Exercise material.
--*--

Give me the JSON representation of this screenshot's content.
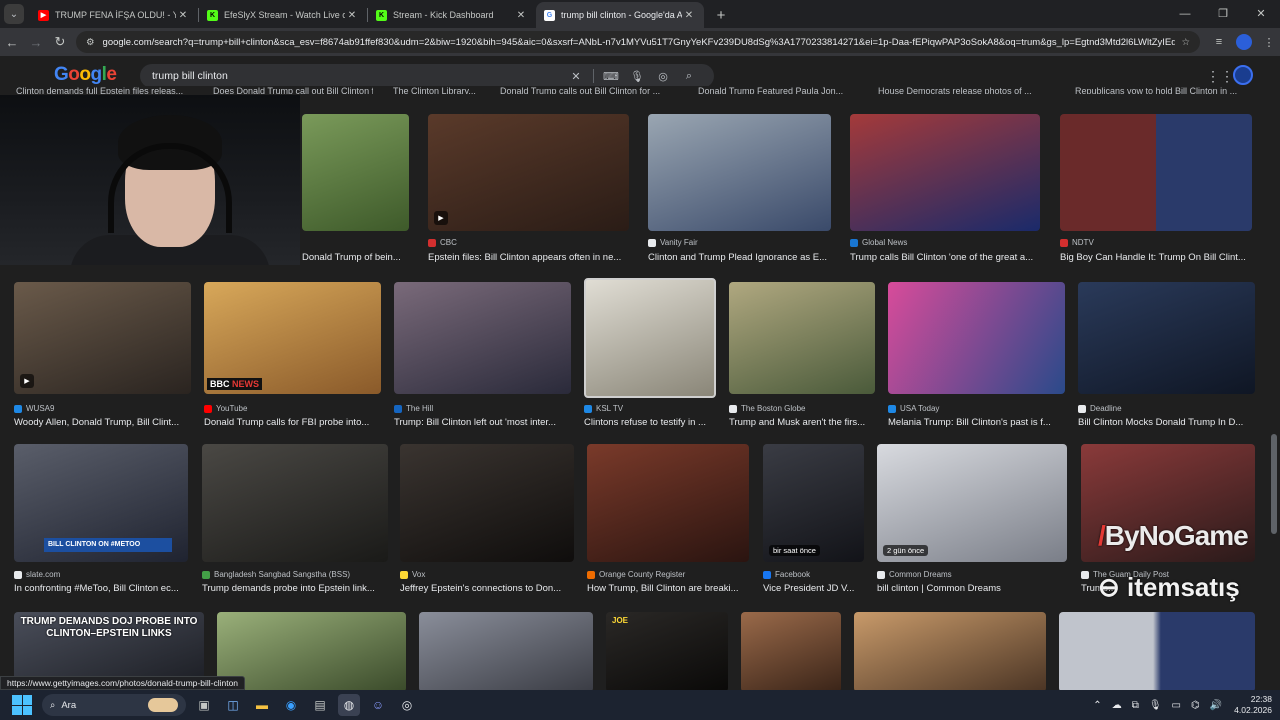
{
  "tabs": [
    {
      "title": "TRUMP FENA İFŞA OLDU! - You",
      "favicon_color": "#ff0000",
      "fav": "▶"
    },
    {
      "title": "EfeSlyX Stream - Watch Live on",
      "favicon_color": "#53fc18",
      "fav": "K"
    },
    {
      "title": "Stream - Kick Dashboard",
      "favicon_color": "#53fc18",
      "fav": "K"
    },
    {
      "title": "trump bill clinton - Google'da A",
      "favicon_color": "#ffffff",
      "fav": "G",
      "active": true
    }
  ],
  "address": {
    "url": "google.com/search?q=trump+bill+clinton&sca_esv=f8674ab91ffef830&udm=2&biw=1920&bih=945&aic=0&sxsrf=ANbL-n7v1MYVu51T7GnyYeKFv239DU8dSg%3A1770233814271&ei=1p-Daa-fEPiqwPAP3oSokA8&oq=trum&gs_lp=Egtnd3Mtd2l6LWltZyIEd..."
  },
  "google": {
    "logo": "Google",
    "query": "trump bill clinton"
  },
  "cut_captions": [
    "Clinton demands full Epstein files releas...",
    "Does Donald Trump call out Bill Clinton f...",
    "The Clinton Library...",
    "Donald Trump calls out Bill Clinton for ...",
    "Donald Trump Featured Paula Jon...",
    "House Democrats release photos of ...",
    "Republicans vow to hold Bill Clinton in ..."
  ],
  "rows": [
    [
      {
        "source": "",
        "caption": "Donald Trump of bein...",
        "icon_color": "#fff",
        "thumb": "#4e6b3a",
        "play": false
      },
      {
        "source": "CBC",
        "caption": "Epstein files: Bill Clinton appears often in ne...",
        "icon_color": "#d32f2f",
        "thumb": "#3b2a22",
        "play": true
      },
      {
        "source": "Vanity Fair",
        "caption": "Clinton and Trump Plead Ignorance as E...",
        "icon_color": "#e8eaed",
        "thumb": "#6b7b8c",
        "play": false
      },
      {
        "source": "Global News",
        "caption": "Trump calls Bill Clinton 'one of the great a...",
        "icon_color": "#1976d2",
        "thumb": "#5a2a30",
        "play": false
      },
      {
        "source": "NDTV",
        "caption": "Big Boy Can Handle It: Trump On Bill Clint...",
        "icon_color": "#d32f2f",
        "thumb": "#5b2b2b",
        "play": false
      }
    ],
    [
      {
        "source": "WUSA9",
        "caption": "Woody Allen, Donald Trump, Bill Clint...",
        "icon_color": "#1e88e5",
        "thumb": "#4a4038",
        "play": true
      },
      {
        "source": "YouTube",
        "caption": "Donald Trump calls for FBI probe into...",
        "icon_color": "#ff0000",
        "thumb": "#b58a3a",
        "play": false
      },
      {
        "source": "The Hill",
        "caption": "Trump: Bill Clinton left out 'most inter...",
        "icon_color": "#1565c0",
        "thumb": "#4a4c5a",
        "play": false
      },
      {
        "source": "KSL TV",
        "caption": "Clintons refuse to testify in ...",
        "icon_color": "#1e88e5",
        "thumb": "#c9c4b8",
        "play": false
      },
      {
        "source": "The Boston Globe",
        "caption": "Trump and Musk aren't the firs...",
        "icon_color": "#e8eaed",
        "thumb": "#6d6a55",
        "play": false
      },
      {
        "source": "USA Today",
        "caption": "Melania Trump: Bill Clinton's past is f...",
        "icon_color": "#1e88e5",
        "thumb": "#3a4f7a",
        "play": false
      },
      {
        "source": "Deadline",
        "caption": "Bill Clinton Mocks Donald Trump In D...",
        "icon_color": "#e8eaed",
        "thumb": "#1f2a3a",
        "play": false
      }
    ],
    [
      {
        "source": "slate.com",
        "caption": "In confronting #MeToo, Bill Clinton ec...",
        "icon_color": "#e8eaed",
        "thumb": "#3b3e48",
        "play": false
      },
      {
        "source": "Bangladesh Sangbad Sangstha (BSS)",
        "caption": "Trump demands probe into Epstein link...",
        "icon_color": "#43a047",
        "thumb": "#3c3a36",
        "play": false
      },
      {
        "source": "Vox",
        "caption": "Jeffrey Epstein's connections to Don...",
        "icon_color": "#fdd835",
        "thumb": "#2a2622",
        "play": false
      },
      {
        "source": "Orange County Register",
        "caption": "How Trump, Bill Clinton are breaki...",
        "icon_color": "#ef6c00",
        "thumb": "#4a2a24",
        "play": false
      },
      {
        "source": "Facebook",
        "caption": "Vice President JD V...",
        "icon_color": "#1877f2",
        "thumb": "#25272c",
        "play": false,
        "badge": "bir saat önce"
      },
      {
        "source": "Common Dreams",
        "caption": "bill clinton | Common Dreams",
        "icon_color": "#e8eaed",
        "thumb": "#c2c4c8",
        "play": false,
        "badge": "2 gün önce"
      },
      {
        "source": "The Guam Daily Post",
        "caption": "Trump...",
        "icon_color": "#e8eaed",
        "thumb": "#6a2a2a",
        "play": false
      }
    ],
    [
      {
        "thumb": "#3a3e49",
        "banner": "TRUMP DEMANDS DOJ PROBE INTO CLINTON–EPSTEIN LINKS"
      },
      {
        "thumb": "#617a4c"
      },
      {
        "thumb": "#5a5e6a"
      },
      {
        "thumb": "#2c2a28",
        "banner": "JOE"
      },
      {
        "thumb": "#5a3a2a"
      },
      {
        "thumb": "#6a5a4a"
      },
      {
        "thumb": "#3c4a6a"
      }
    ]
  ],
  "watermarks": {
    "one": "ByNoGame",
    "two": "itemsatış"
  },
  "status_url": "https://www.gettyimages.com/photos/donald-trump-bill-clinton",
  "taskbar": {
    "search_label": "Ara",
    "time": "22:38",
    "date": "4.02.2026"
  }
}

--*--

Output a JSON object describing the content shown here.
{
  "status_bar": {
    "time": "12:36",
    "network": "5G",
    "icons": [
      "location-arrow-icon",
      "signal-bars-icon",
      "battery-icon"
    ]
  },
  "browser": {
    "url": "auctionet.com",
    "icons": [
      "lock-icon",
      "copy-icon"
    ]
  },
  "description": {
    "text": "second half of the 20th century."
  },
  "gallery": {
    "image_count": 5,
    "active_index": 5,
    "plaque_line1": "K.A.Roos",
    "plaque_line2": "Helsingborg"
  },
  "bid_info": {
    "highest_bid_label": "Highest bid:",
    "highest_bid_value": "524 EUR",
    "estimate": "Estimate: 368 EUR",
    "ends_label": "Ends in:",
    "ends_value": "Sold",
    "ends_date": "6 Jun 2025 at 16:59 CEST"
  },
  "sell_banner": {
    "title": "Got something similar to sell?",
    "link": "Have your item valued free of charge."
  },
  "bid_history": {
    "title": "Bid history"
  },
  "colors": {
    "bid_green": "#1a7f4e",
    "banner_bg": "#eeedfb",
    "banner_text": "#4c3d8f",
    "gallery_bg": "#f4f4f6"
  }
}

--*--

Do this.
Which lines hold the string "photos"? Copy all of them from the data above.

Response for this exercise.
    "House Democrats release photos of ...",
  "status_url": "https://www.gettyimages.com/photos/donald-trump-bill-clinton",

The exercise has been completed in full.